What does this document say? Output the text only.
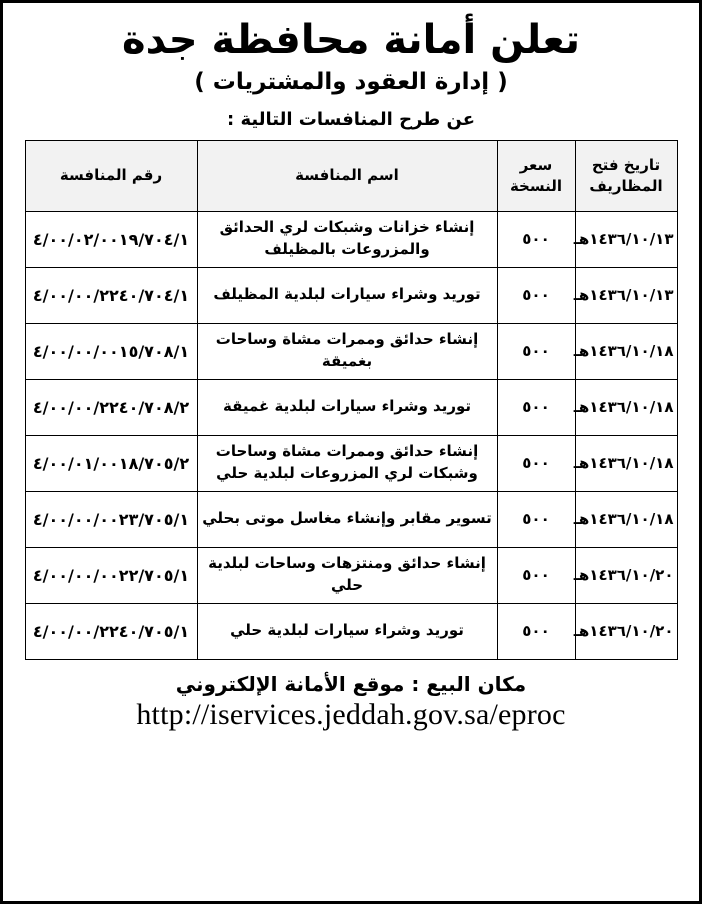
تعلن أمانة محافظة جدة
( إدارة العقود والمشتريات )
عن طرح المنافسات التالية :
تاريخ فتح المظاريف	سعر النسخة	اسم المنافسة	رقم المنافسة
١٤٣٦/١٠/١٣هـ	٥٠٠	إنشاء خزانات وشبكات لري الحدائق والمزروعات بالمظيلف	٤/٠٠/٠٢/٠٠١٩/٧٠٤/١
١٤٣٦/١٠/١٣هـ	٥٠٠	توريد وشراء سيارات لبلدية المظيلف	٤/٠٠/٠٠/٢٢٤٠/٧٠٤/١
١٤٣٦/١٠/١٨هـ	٥٠٠	إنشاء حدائق وممرات مشاة وساحات بغميقة	٤/٠٠/٠٠/٠٠١٥/٧٠٨/١
١٤٣٦/١٠/١٨هـ	٥٠٠	توريد وشراء سيارات لبلدية غميقة	٤/٠٠/٠٠/٢٢٤٠/٧٠٨/٢
١٤٣٦/١٠/١٨هـ	٥٠٠	إنشاء حدائق وممرات مشاة وساحات وشبكات لري المزروعات لبلدية حلي	٤/٠٠/٠١/٠٠١٨/٧٠٥/٢
١٤٣٦/١٠/١٨هـ	٥٠٠	تسوير مقابر وإنشاء مغاسل موتى بحلي	٤/٠٠/٠٠/٠٠٢٣/٧٠٥/١
١٤٣٦/١٠/٢٠هـ	٥٠٠	إنشاء حدائق ومنتزهات وساحات لبلدية حلي	٤/٠٠/٠٠/٠٠٢٢/٧٠٥/١
١٤٣٦/١٠/٢٠هـ	٥٠٠	توريد وشراء سيارات لبلدية حلي	٤/٠٠/٠٠/٢٢٤٠/٧٠٥/١
مكان البيع : موقع الأمانة الإلكتروني
http://iservices.jeddah.gov.sa/eproc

# To do
Return each line of the listing that holds the string "لبلدية".

# Response below
١٤٣٦/١٠/١٣هـ	٥٠٠	توريد وشراء سيارات لبلدية المظيلف	٤/٠٠/٠٠/٢٢٤٠/٧٠٤/١
١٤٣٦/١٠/١٨هـ	٥٠٠	توريد وشراء سيارات لبلدية غميقة	٤/٠٠/٠٠/٢٢٤٠/٧٠٨/٢
١٤٣٦/١٠/١٨هـ	٥٠٠	إنشاء حدائق وممرات مشاة وساحات وشبكات لري المزروعات لبلدية حلي	٤/٠٠/٠١/٠٠١٨/٧٠٥/٢
١٤٣٦/١٠/٢٠هـ	٥٠٠	إنشاء حدائق ومنتزهات وساحات لبلدية حلي	٤/٠٠/٠٠/٠٠٢٢/٧٠٥/١
١٤٣٦/١٠/٢٠هـ	٥٠٠	توريد وشراء سيارات لبلدية حلي	٤/٠٠/٠٠/٢٢٤٠/٧٠٥/١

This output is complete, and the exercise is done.